▸ Exercise brief
Extract each line containing the string "Significant".
--- Records to use ---
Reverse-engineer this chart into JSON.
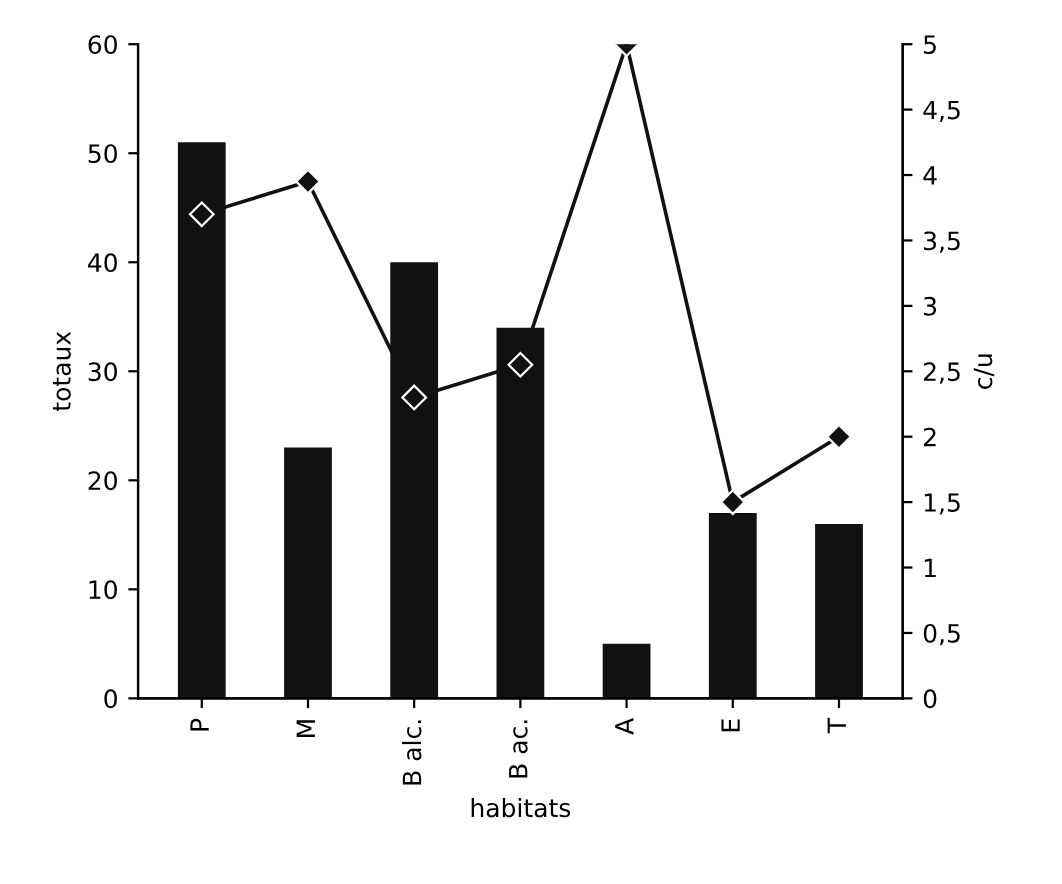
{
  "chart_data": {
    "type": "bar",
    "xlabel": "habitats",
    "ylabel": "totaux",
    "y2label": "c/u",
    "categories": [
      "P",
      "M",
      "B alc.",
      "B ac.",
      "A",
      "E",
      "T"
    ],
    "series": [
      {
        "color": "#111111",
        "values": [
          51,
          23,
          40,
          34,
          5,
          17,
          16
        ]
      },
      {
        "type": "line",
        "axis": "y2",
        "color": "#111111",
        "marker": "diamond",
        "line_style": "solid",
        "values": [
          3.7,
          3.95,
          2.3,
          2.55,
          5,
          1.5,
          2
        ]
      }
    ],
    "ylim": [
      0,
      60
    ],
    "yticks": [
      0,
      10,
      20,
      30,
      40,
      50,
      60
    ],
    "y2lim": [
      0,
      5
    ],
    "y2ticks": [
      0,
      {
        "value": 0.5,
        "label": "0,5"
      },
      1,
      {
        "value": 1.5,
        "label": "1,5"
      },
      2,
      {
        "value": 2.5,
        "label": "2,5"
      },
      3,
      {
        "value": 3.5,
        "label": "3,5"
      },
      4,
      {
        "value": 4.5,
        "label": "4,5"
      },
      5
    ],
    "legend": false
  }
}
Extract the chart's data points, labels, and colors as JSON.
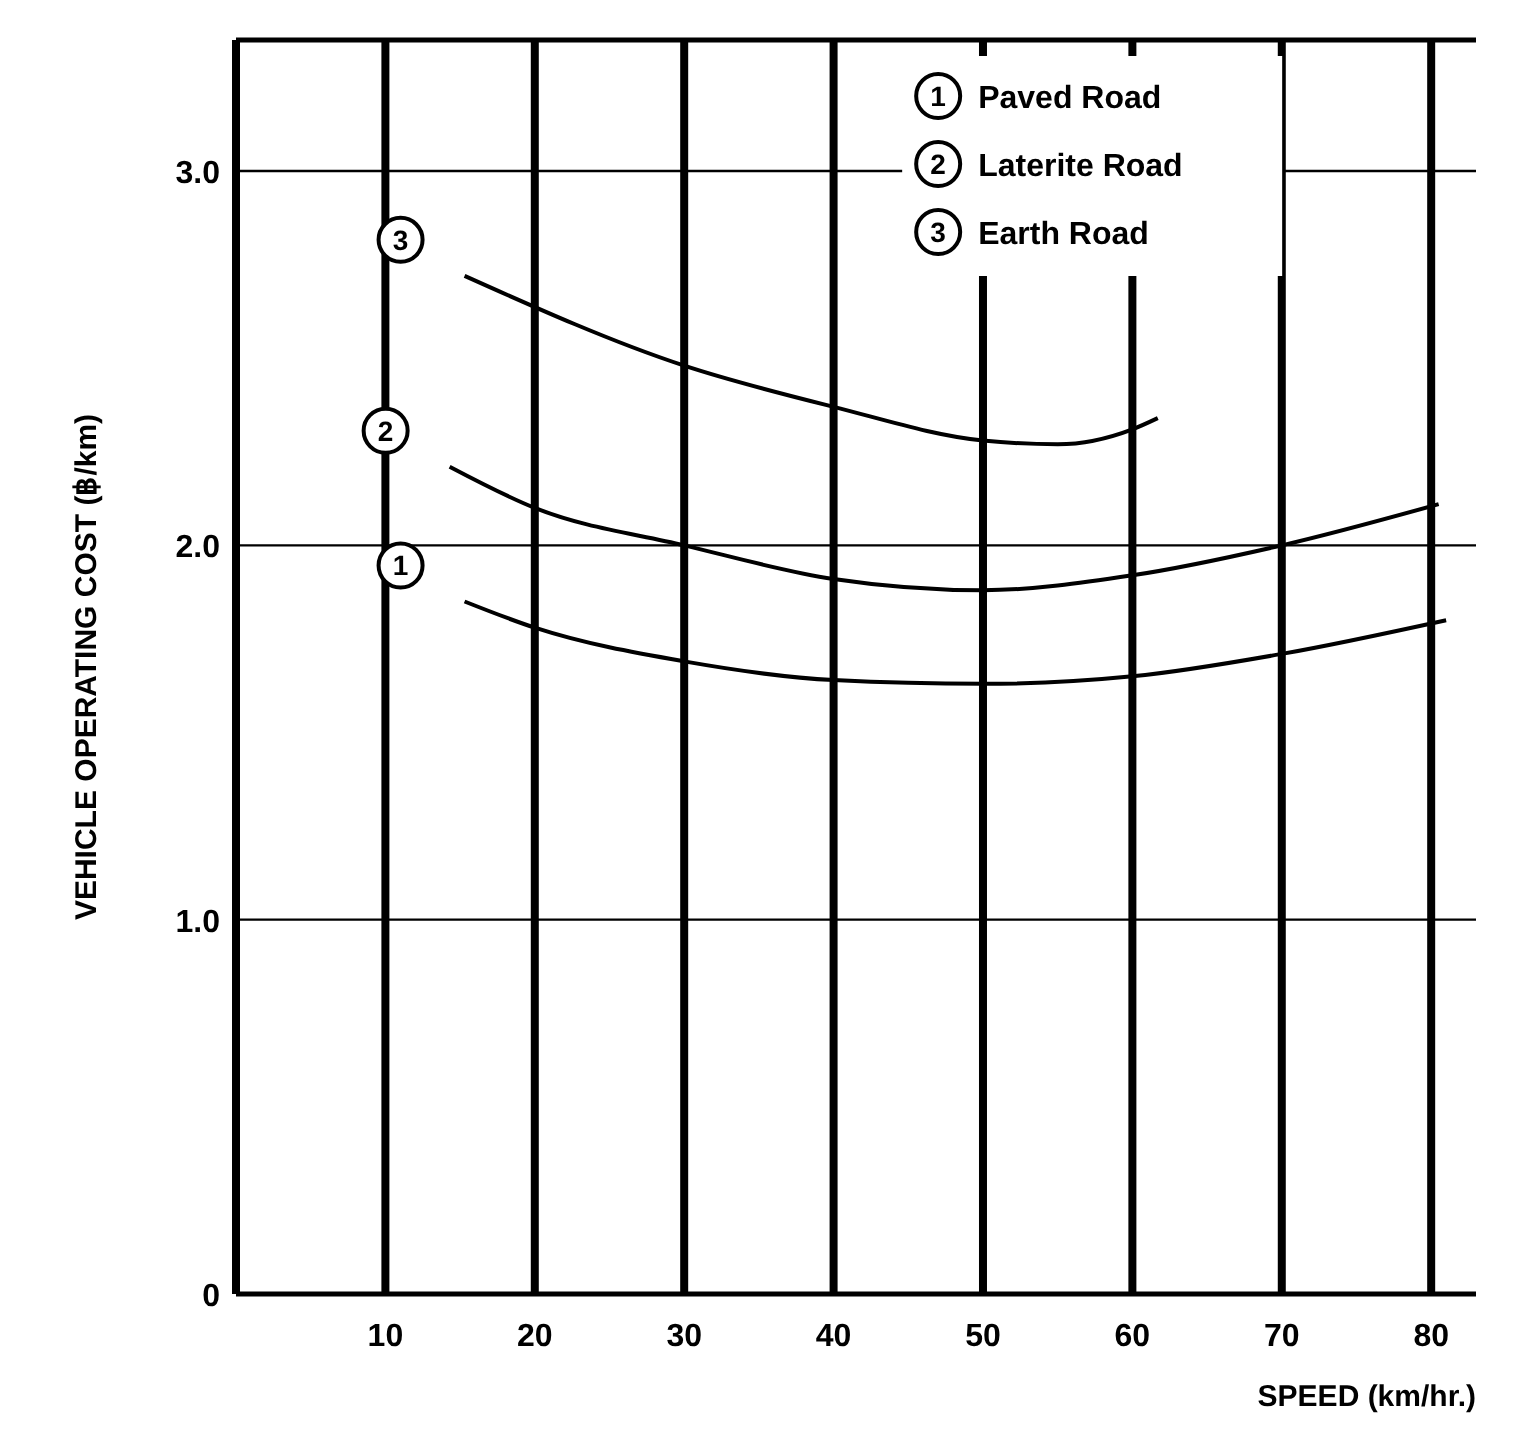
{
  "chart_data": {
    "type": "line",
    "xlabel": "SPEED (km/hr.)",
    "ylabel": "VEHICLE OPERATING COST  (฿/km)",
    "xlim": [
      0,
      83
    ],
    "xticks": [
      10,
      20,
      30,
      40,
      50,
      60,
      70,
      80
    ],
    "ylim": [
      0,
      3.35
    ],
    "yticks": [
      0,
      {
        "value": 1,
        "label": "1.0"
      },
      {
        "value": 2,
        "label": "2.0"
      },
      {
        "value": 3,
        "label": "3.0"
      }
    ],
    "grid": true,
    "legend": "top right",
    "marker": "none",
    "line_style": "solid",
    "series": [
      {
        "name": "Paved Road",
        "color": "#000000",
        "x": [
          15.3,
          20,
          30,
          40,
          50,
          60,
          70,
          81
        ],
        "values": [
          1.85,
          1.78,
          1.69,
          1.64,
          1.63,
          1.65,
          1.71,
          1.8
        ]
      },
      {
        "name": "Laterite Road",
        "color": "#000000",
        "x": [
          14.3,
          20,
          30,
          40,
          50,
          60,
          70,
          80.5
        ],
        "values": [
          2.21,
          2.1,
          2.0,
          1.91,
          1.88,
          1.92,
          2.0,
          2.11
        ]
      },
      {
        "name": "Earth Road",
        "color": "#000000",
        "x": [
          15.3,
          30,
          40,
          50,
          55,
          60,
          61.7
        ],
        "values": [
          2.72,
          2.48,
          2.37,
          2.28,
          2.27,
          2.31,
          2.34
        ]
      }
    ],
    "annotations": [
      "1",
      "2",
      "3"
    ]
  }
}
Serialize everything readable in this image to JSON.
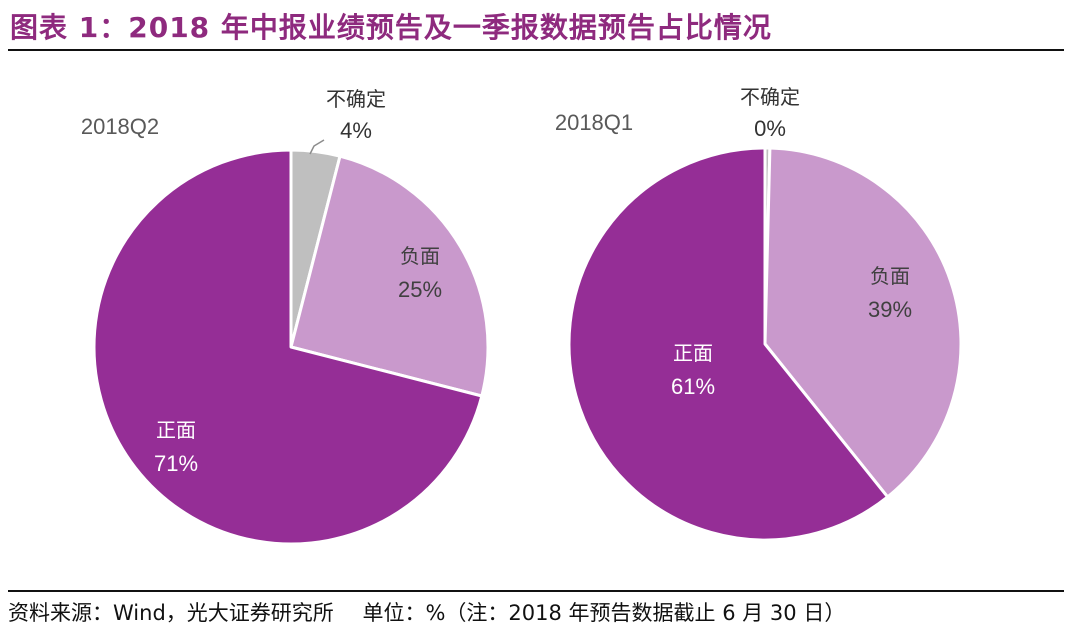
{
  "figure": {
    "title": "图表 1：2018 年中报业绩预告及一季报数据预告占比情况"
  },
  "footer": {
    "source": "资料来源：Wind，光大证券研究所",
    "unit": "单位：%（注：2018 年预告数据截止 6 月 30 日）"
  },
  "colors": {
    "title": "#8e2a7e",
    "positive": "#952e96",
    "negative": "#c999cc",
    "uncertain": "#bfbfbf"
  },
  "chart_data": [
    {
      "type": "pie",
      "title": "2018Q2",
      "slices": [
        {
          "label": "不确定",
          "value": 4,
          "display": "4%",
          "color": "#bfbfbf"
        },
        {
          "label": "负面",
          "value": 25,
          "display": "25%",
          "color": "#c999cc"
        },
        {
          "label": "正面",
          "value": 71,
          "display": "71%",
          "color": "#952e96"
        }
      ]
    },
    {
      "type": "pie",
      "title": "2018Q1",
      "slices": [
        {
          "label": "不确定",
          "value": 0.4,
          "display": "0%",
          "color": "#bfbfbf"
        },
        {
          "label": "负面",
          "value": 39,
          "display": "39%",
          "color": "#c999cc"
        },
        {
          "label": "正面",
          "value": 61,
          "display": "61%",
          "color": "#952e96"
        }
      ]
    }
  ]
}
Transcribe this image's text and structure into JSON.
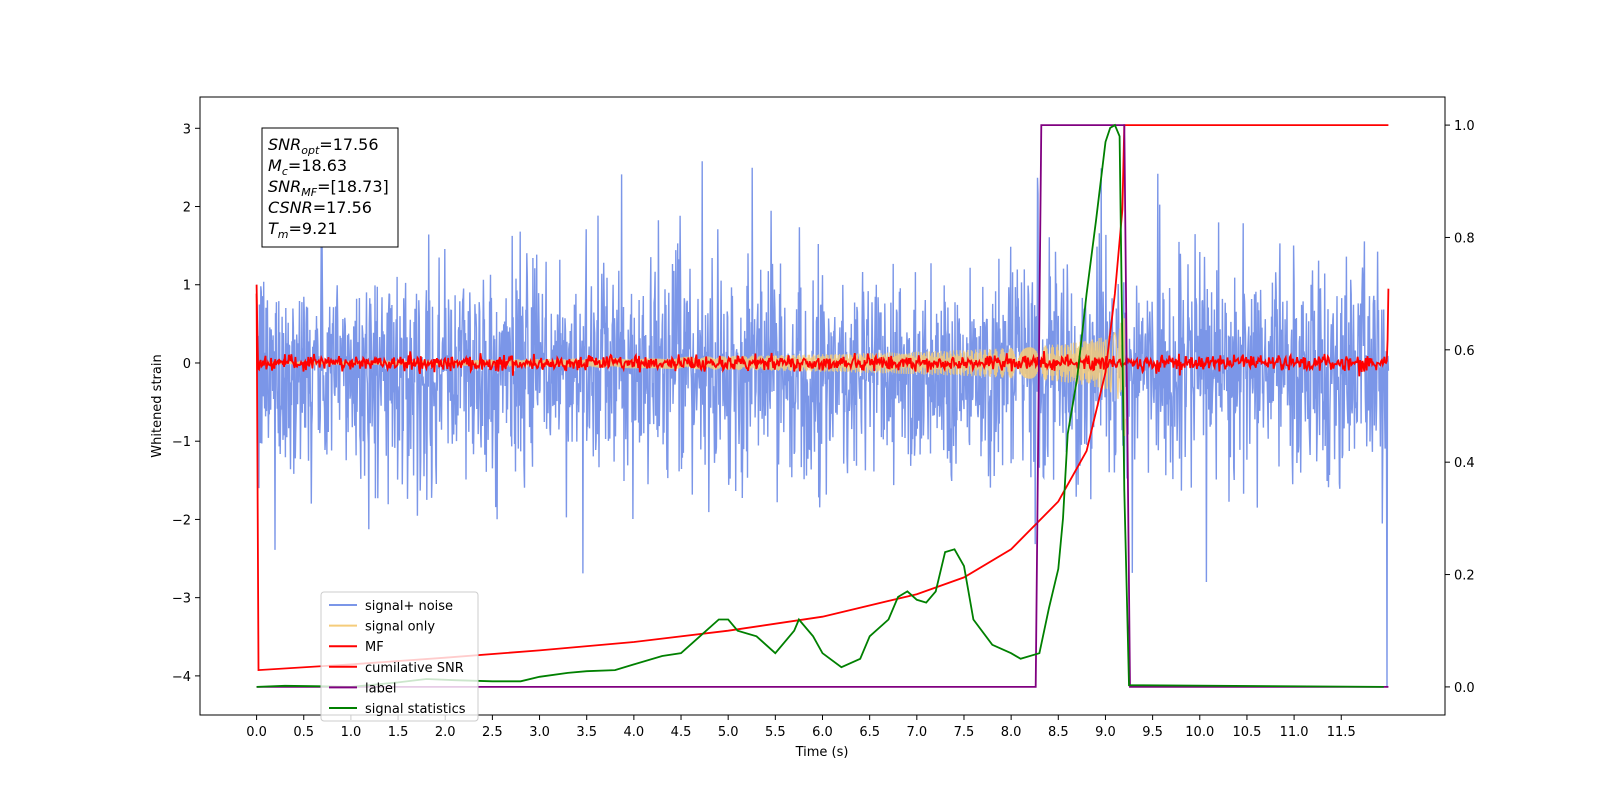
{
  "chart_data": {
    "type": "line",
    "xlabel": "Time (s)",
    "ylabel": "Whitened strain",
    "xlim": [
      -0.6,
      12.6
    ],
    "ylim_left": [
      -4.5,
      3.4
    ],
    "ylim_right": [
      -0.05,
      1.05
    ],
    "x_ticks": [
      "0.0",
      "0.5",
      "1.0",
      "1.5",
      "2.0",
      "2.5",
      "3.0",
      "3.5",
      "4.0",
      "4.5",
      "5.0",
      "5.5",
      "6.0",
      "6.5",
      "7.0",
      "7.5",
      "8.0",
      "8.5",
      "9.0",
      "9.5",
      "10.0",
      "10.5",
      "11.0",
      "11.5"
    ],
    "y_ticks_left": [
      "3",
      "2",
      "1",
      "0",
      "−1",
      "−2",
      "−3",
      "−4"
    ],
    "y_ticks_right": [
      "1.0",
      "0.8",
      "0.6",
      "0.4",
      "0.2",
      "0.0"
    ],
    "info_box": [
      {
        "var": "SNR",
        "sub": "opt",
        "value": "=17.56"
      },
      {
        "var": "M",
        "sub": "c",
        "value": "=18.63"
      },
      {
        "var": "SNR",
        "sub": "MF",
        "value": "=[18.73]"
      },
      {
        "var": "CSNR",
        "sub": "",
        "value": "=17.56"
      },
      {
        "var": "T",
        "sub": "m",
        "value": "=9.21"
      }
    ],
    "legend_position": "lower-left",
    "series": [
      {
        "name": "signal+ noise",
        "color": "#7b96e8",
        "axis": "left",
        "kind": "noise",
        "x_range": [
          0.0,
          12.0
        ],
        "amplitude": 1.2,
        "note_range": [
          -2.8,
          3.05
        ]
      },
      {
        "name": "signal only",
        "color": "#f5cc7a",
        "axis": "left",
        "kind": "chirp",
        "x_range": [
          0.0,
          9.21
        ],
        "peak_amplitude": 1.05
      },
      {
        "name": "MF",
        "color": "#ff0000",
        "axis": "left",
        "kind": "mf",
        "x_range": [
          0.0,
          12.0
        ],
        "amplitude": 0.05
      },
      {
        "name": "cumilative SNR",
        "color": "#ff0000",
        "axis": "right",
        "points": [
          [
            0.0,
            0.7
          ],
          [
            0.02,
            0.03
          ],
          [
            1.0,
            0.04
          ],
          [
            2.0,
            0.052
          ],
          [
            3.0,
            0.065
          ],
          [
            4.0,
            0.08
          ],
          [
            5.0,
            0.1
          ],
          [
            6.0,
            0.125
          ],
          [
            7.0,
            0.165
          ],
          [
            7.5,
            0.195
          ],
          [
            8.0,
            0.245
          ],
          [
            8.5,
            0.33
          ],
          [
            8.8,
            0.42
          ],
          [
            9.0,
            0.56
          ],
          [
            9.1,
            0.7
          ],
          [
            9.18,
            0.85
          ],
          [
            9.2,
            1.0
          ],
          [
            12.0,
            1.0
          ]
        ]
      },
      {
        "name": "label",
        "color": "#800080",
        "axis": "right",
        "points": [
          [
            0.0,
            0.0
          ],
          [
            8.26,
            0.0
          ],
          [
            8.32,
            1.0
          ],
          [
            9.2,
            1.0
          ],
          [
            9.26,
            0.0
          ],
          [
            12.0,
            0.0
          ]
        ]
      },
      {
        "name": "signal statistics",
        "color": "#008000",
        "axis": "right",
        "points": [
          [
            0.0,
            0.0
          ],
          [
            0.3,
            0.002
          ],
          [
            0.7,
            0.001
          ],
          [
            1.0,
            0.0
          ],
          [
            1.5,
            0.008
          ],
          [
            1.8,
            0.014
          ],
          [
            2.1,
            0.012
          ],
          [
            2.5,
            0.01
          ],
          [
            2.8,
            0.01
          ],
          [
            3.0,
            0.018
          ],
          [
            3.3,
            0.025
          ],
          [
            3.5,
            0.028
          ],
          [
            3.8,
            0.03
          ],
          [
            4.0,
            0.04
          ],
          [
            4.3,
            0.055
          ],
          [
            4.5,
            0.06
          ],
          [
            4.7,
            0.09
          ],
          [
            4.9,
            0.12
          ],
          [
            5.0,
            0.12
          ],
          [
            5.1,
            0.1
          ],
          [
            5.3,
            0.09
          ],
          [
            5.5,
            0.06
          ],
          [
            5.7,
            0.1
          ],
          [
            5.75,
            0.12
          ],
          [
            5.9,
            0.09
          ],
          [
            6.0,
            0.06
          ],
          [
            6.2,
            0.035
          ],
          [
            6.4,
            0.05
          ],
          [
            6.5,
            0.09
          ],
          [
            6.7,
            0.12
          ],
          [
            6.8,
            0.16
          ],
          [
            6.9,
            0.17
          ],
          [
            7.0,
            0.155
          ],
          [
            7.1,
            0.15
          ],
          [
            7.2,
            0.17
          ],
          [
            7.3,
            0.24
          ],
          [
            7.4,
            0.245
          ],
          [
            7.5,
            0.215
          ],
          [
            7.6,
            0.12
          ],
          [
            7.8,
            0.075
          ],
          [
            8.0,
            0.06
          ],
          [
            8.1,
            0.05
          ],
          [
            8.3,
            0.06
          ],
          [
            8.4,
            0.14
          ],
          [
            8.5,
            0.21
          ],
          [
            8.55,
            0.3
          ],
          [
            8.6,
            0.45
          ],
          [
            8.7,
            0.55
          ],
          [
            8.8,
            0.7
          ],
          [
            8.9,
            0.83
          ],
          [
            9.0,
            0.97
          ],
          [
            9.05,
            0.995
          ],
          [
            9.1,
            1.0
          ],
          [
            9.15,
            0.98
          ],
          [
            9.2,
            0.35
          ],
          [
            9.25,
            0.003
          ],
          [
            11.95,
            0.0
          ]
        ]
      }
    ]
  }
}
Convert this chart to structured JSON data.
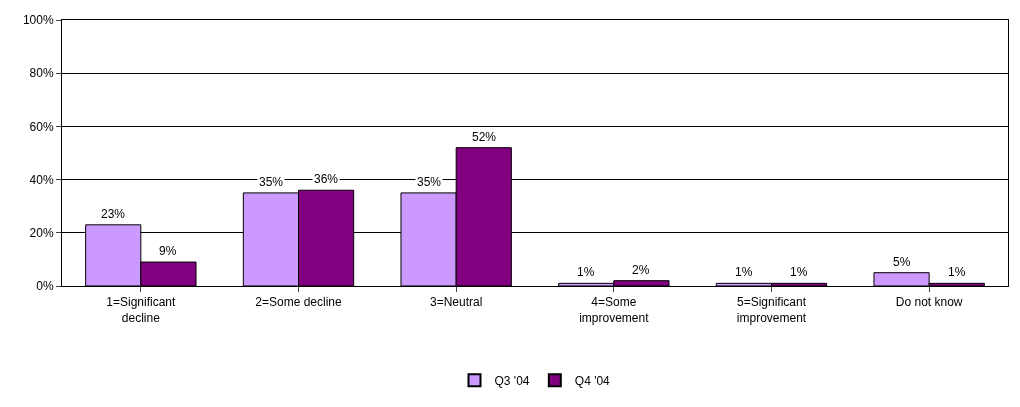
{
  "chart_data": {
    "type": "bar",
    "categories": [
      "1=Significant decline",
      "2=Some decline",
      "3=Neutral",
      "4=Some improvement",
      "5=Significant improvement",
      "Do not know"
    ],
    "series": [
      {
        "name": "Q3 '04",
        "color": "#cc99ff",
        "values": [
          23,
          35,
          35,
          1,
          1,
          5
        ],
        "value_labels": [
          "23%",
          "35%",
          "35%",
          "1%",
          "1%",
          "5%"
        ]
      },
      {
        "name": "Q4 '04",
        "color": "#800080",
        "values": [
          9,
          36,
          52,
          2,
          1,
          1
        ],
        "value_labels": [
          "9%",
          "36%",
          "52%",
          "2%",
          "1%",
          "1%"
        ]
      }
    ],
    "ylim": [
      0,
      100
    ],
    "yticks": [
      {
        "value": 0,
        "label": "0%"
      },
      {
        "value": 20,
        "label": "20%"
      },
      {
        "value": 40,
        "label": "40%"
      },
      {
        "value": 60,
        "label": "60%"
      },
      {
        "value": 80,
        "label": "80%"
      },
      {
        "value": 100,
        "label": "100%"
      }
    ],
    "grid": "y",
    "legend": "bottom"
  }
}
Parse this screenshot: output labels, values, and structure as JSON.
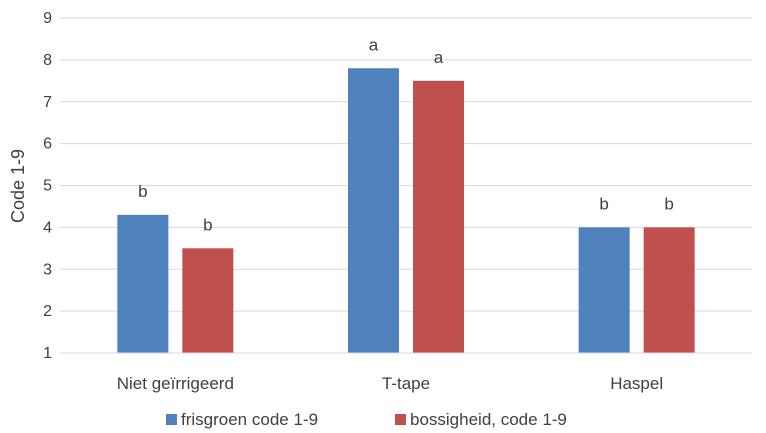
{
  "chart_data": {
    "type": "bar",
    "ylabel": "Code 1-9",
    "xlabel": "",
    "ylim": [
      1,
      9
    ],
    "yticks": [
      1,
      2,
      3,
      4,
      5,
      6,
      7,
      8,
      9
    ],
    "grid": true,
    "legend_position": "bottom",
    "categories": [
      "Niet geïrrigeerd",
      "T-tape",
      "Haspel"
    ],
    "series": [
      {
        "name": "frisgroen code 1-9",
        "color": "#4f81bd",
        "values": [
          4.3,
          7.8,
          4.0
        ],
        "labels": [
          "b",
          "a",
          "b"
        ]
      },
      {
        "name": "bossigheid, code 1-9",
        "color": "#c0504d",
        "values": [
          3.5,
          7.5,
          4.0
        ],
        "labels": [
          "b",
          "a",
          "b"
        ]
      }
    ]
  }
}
---
▸ Answer below
      "1=Significant decline",
      "5=Significant improvement",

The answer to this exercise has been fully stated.